[START OF Task data]
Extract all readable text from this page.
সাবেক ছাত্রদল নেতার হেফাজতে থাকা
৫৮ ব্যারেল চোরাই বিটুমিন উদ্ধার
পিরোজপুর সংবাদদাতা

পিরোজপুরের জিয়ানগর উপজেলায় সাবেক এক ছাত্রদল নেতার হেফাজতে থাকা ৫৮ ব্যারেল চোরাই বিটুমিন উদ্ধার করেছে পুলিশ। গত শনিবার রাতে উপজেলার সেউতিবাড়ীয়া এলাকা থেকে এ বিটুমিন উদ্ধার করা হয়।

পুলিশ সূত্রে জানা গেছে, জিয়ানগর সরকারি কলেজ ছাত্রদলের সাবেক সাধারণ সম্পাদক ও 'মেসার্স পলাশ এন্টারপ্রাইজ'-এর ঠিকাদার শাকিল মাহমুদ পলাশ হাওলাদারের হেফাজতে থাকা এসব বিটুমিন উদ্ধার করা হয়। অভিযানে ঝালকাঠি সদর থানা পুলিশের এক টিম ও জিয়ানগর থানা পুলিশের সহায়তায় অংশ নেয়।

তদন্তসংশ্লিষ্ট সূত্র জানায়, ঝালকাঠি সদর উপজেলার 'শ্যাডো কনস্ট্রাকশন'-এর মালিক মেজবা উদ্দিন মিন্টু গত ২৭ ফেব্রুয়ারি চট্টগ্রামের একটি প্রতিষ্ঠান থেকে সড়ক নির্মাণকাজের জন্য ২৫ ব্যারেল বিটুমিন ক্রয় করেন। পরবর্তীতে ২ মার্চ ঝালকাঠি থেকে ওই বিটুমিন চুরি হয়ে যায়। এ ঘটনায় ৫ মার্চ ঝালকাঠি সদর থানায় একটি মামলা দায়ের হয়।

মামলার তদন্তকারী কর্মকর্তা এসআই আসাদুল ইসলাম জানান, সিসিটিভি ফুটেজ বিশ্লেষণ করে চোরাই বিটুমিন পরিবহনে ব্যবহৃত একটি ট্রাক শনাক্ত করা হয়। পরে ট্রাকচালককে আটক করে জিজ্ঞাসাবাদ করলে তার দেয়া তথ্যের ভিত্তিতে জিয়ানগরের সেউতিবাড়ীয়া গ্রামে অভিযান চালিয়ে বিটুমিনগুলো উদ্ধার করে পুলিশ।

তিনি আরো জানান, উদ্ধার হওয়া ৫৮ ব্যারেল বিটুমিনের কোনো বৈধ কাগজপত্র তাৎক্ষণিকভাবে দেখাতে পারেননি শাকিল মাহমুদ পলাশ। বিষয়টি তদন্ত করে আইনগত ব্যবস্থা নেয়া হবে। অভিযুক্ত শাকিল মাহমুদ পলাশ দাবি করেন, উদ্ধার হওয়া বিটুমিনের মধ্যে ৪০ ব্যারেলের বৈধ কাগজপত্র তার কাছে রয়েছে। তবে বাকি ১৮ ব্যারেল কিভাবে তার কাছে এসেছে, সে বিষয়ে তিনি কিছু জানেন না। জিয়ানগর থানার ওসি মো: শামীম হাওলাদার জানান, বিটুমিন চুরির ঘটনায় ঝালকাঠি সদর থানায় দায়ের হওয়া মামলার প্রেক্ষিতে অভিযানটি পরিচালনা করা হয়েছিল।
[END OF Task data]
What the exercise asks: All of the entries should be written out again exactly.

Output of the task:
Extract all readable text from this page.
সাবেক ছাত্রদল নেতার হেফাজতে থাকা
৫৮ ব্যারেল চোরাই বিটুমিন উদ্ধার
পিরোজপুর সংবাদদাতা

পিরোজপুরের জিয়ানগর উপজেলায় সাবেক এক ছাত্রদল নেতার হেফাজতে থাকা ৫৮ ব্যারেল চোরাই বিটুমিন উদ্ধার করেছে পুলিশ। গত শনিবার রাতে উপজেলার সেউতিবাড়ীয়া এলাকা থেকে এ বিটুমিন উদ্ধার করা হয়।

পুলিশ সূত্রে জানা গেছে, জিয়ানগর সরকারি কলেজ ছাত্রদলের সাবেক সাধারণ সম্পাদক ও 'মেসার্স পলাশ এন্টারপ্রাইজ'-এর ঠিকাদার শাকিল মাহমুদ পলাশ হাওলাদারের হেফাজতে থাকা এসব বিটুমিন উদ্ধার করা হয়। অভিযানে ঝালকাঠি সদর থানা পুলিশের এক টিম ও জিয়ানগর থানা পুলিশের সহায়তায় অংশ নেয়।

তদন্তসংশ্লিষ্ট সূত্র জানায়, ঝালকাঠি সদর উপজেলার 'শ্যাডো কনস্ট্রাকশন'-এর মালিক মেজবা উদ্দিন মিন্টু গত ২৭ ফেব্রুয়ারি চট্টগ্রামের একটি প্রতিষ্ঠান থেকে সড়ক নির্মাণকাজের জন্য ২৫ ব্যারেল বিটুমিন ক্রয় করেন। পরবর্তীতে ২ মার্চ ঝালকাঠি থেকে ওই বিটুমিন চুরি হয়ে যায়। এ ঘটনায় ৫ মার্চ ঝালকাঠি সদর থানায় একটি মামলা দায়ের হয়।

মামলার তদন্তকারী কর্মকর্তা এসআই আসাদুল ইসলাম জানান, সিসিটিভি ফুটেজ বিশ্লেষণ করে চোরাই বিটুমিন পরিবহনে ব্যবহৃত একটি ট্রাক শনাক্ত করা হয়। পরে ট্রাকচালককে আটক করে জিজ্ঞাসাবাদ করলে তার দেয়া তথ্যের ভিত্তিতে জিয়ানগরের সেউতিবাড়ীয়া গ্রামে অভিযান চালিয়ে বিটুমিনগুলো উদ্ধার করে পুলিশ।

তিনি আরো জানান, উদ্ধার হওয়া ৫৮ ব্যারেল বিটুমিনের কোনো বৈধ কাগজপত্র তাৎক্ষণিকভাবে দেখাতে পারেননি শাকিল মাহমুদ পলাশ। বিষয়টি তদন্ত করে আইনগত ব্যবস্থা নেয়া হবে। অভিযুক্ত শাকিল মাহমুদ পলাশ দাবি করেন, উদ্ধার হওয়া বিটুমিনের মধ্যে ৪০ ব্যারেলের বৈধ কাগজপত্র তার কাছে রয়েছে। তবে বাকি ১৮ ব্যারেল কিভাবে তার কাছে এসেছে, সে বিষয়ে তিনি কিছু জানেন না। জিয়ানগর থানার ওসি মো: শামীম হাওলাদার জানান, বিটুমিন চুরির ঘটনায় ঝালকাঠি সদর থানায় দায়ের হওয়া মামলার প্রেক্ষিতে অভিযানটি পরিচালনা করা হয়েছিল।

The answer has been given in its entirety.